• [Directive]
Pick out every line holding the string "text" and copy it.

• [Data shown]
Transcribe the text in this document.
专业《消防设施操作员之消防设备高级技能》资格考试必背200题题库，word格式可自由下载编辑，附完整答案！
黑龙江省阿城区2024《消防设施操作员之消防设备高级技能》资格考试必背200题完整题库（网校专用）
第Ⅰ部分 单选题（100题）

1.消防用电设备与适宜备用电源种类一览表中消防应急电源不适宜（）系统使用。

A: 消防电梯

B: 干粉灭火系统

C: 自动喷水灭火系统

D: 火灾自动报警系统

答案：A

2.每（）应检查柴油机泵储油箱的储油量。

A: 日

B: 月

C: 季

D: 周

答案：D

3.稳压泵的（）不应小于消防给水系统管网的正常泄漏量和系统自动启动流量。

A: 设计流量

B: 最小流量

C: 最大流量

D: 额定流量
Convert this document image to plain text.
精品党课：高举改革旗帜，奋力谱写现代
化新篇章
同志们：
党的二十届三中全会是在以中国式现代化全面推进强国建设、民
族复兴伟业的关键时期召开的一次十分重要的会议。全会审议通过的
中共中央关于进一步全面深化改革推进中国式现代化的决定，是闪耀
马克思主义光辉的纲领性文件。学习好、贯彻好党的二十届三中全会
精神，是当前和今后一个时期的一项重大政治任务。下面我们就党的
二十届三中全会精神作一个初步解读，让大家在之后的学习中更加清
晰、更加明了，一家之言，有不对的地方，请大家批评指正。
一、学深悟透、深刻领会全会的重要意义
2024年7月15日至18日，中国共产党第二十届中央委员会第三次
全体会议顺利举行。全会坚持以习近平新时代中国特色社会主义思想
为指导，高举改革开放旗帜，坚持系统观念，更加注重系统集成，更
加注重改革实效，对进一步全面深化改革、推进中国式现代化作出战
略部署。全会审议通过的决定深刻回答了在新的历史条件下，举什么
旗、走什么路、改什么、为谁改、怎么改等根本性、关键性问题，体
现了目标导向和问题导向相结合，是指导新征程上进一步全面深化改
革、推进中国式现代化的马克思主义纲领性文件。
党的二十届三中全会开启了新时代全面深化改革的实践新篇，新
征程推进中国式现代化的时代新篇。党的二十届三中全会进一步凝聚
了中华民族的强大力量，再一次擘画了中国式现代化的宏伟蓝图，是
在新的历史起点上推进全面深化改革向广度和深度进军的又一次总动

• [Reply]
Transcribe the text in this document.
Convert this document image to plain text.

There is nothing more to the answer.